*** The data ***
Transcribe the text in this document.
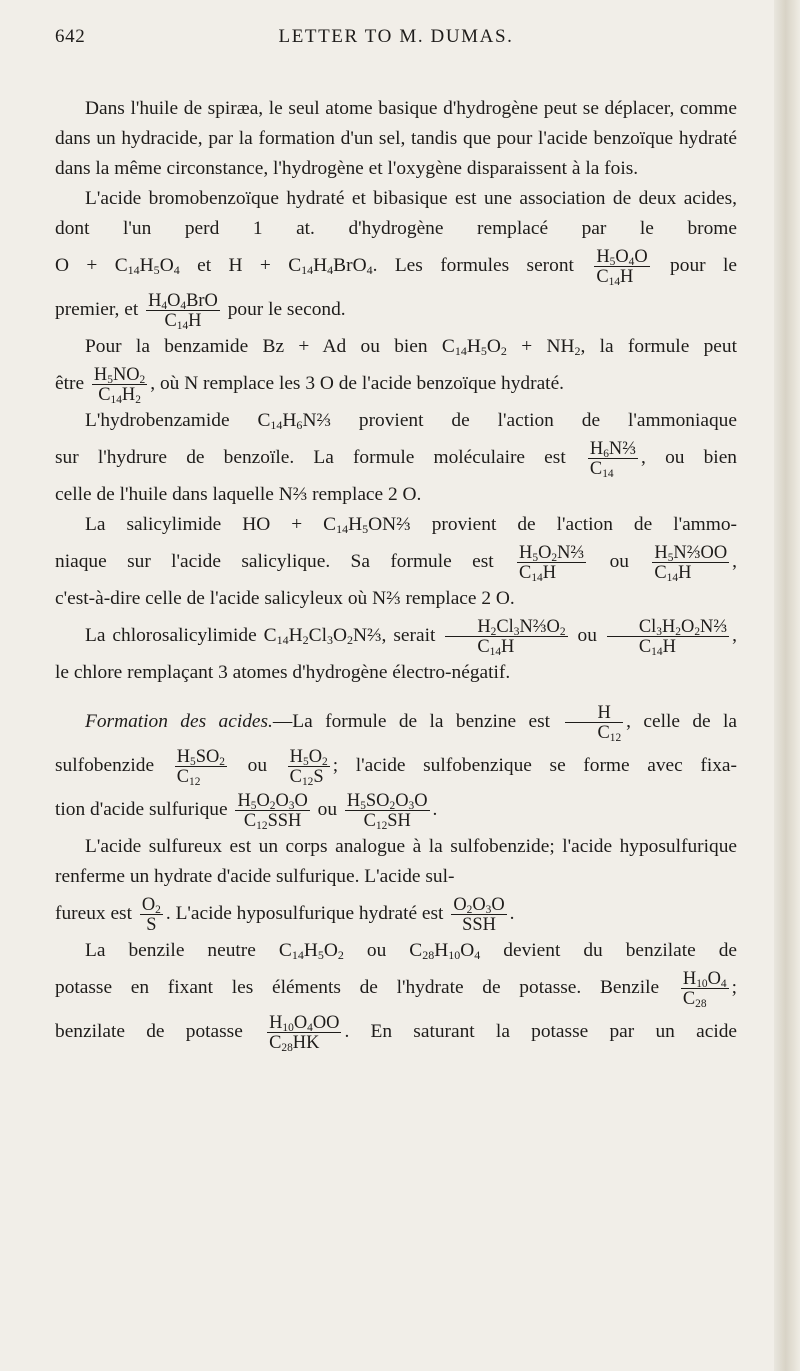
642	LETTER TO M. DUMAS.

Dans l'huile de spiræa, le seul atome basique d'hydrogène peut se déplacer, comme dans un hydracide, par la formation d'un sel, tandis que pour l'acide benzoïque hydraté dans la même circonstance, l'hydrogène et l'oxygène disparaissent à la fois.

L'acide bromobenzoïque hydraté et bibasique est une association de deux acides, dont l'un perd 1 at. d'hydrogène remplacé par le brome

$O + C_{14}H_5O_4$ et $H + C_{14}H_4BrO_4$. Les formules seront $\frac{H_5O_4O}{C_{14}H}$ pour le

premier, et $\frac{H_4O_4BrO}{C_{14}H}$ pour le second.

Pour la benzamide Bz + Ad ou bien $C_{14}H_5O_2 + NH_2$, la formule peut

être $\frac{H_5NO_2}{C_{14}H_2}$ , où N remplace les 3 O de l'acide benzoïque hydraté.

L'hydrobenzamide $C_{14}H_6N\frac{2}{3}$ provient de l'action de l'ammoniaque

sur l'hydrure de benzoïle. La formule moléculaire est $\frac{H_6N\frac{2}{3}}{C_{14}}$ , ou bien

celle de l'huile dans laquelle N⅔ remplace 2 O.

La salicylimide HO + $C_{14}H_5ON\frac{2}{3}$ provient de l'action de l'ammo-

niaque sur l'acide salicylique. Sa formule est $\frac{H_5O_2N\frac{2}{3}}{C_{14}H}$ ou $\frac{H_5N\frac{2}{3}OO}{C_{14}H}$ ,

c'est-à-dire celle de l'acide salicyleux où N⅔ remplace 2 O.

La chlorosalicylimide $C_{14}H_2Cl_3O_2N\frac{2}{3}$, serait $\frac{H_2Cl_3N\frac{2}{3}O_2}{C_{14}H}$ ou $\frac{Cl_3H_2O_2N\frac{2}{3}}{C_{14}H}$ ,

le chlore remplaçant 3 atomes d'hydrogène électro-négatif.

Formation des acides.—La formule de la benzine est $\frac{H}{C_{12}}$ , celle de la

sulfobenzide $\frac{H_5SO_2}{C_{12}}$ ou $\frac{H_5O_2}{C_{12}S}$ ; l'acide sulfobenzique se forme avec fixa-

tion d'acide sulfurique $\frac{H_5O_2O_3O}{C_{12}SSH}$ ou $\frac{H_5SO_2O_3O}{C_{12}SH}$ .

L'acide sulfureux est un corps analogue à la sulfobenzide; l'acide hyposulfurique renferme un hydrate d'acide sulfurique. L'acide sul-

fureux est $\frac{O_2}{S}$ . L'acide hyposulfurique hydraté est $\frac{O_2O_3O}{\text{SSH}}$ .

La benzile neutre $C_{14}H_5O_2$ ou $C_{28}H_{10}O_4$ devient du benzilate de

potasse en fixant les éléments de l'hydrate de potasse. Benzile $\frac{H_{10}O_4}{C_{28}}$ ;

benzilate de potasse $\frac{H_{10}O_4OO}{C_{28}HK}$ . En saturant la potasse par un acide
***
• Task goal: Every entry above needs to be retyped exactly; drop the pictures.

• Problem solution:
Transcribe the text in this document.
642	LETTER TO M. DUMAS.

Dans l'huile de spiræa, le seul atome basique d'hydrogène peut se déplacer, comme dans un hydracide, par la formation d'un sel, tandis que pour l'acide benzoïque hydraté dans la même circonstance, l'hydrogène et l'oxygène disparaissent à la fois.

L'acide bromobenzoïque hydraté et bibasique est une association de deux acides, dont l'un perd 1 at. d'hydrogène remplacé par le brome

$O + C_{14}H_5O_4$ et $H + C_{14}H_4BrO_4$. Les formules seront $\frac{H_5O_4O}{C_{14}H}$ pour le

premier, et $\frac{H_4O_4BrO}{C_{14}H}$ pour le second.

Pour la benzamide Bz + Ad ou bien $C_{14}H_5O_2 + NH_2$, la formule peut

être $\frac{H_5NO_2}{C_{14}H_2}$ , où N remplace les 3 O de l'acide benzoïque hydraté.

L'hydrobenzamide $C_{14}H_6N\frac{2}{3}$ provient de l'action de l'ammoniaque

sur l'hydrure de benzoïle. La formule moléculaire est $\frac{H_6N\frac{2}{3}}{C_{14}}$ , ou bien

celle de l'huile dans laquelle N⅔ remplace 2 O.

La salicylimide HO + $C_{14}H_5ON\frac{2}{3}$ provient de l'action de l'ammo-

niaque sur l'acide salicylique. Sa formule est $\frac{H_5O_2N\frac{2}{3}}{C_{14}H}$ ou $\frac{H_5N\frac{2}{3}OO}{C_{14}H}$ ,

c'est-à-dire celle de l'acide salicyleux où N⅔ remplace 2 O.

La chlorosalicylimide $C_{14}H_2Cl_3O_2N\frac{2}{3}$, serait $\frac{H_2Cl_3N\frac{2}{3}O_2}{C_{14}H}$ ou $\frac{Cl_3H_2O_2N\frac{2}{3}}{C_{14}H}$ ,

le chlore remplaçant 3 atomes d'hydrogène électro-négatif.

Formation des acides.—La formule de la benzine est $\frac{H}{C_{12}}$ , celle de la

sulfobenzide $\frac{H_5SO_2}{C_{12}}$ ou $\frac{H_5O_2}{C_{12}S}$ ; l'acide sulfobenzique se forme avec fixa-

tion d'acide sulfurique $\frac{H_5O_2O_3O}{C_{12}SSH}$ ou $\frac{H_5SO_2O_3O}{C_{12}SH}$ .

L'acide sulfureux est un corps analogue à la sulfobenzide; l'acide hyposulfurique renferme un hydrate d'acide sulfurique. L'acide sul-

fureux est $\frac{O_2}{S}$ . L'acide hyposulfurique hydraté est $\frac{O_2O_3O}{\text{SSH}}$ .

La benzile neutre $C_{14}H_5O_2$ ou $C_{28}H_{10}O_4$ devient du benzilate de

potasse en fixant les éléments de l'hydrate de potasse. Benzile $\frac{H_{10}O_4}{C_{28}}$ ;

benzilate de potasse $\frac{H_{10}O_4OO}{C_{28}HK}$ . En saturant la potasse par un acide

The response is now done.